Data items -
★ ★ ★ ★ ★
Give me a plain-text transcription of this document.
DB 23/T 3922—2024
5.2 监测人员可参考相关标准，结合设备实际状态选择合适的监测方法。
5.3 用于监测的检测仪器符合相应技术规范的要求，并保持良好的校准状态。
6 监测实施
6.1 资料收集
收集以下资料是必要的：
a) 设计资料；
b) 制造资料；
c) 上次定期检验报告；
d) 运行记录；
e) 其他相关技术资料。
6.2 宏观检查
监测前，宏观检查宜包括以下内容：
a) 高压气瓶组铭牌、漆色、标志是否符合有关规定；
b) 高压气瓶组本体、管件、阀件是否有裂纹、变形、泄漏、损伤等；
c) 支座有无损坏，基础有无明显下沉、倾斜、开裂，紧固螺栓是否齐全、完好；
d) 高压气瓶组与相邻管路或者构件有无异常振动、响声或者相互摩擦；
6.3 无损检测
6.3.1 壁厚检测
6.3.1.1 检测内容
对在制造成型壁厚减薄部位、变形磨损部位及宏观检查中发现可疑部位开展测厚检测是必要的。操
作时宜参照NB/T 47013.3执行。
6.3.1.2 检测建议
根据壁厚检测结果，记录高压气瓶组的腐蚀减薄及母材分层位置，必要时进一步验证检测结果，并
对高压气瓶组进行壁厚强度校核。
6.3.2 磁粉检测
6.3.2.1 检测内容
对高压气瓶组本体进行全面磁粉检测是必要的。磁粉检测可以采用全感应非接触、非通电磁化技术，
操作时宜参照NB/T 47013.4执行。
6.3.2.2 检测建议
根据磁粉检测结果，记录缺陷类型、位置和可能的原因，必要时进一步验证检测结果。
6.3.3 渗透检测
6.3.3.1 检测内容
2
★ ★ ★ ★ ★
What you are asked to do - Print out all the entries precisely as written.

Solution to this problem -
Give me a plain-text transcription of this document.
DB 23/T 3922—2024
5.2 监测人员可参考相关标准，结合设备实际状态选择合适的监测方法。
5.3 用于监测的检测仪器符合相应技术规范的要求，并保持良好的校准状态。
6 监测实施
6.1 资料收集
收集以下资料是必要的：
a) 设计资料；
b) 制造资料；
c) 上次定期检验报告；
d) 运行记录；
e) 其他相关技术资料。
6.2 宏观检查
监测前，宏观检查宜包括以下内容：
a) 高压气瓶组铭牌、漆色、标志是否符合有关规定；
b) 高压气瓶组本体、管件、阀件是否有裂纹、变形、泄漏、损伤等；
c) 支座有无损坏，基础有无明显下沉、倾斜、开裂，紧固螺栓是否齐全、完好；
d) 高压气瓶组与相邻管路或者构件有无异常振动、响声或者相互摩擦；
6.3 无损检测
6.3.1 壁厚检测
6.3.1.1 检测内容
对在制造成型壁厚减薄部位、变形磨损部位及宏观检查中发现可疑部位开展测厚检测是必要的。操
作时宜参照NB/T 47013.3执行。
6.3.1.2 检测建议
根据壁厚检测结果，记录高压气瓶组的腐蚀减薄及母材分层位置，必要时进一步验证检测结果，并
对高压气瓶组进行壁厚强度校核。
6.3.2 磁粉检测
6.3.2.1 检测内容
对高压气瓶组本体进行全面磁粉检测是必要的。磁粉检测可以采用全感应非接触、非通电磁化技术，
操作时宜参照NB/T 47013.4执行。
6.3.2.2 检测建议
根据磁粉检测结果，记录缺陷类型、位置和可能的原因，必要时进一步验证检测结果。
6.3.3 渗透检测
6.3.3.1 检测内容
2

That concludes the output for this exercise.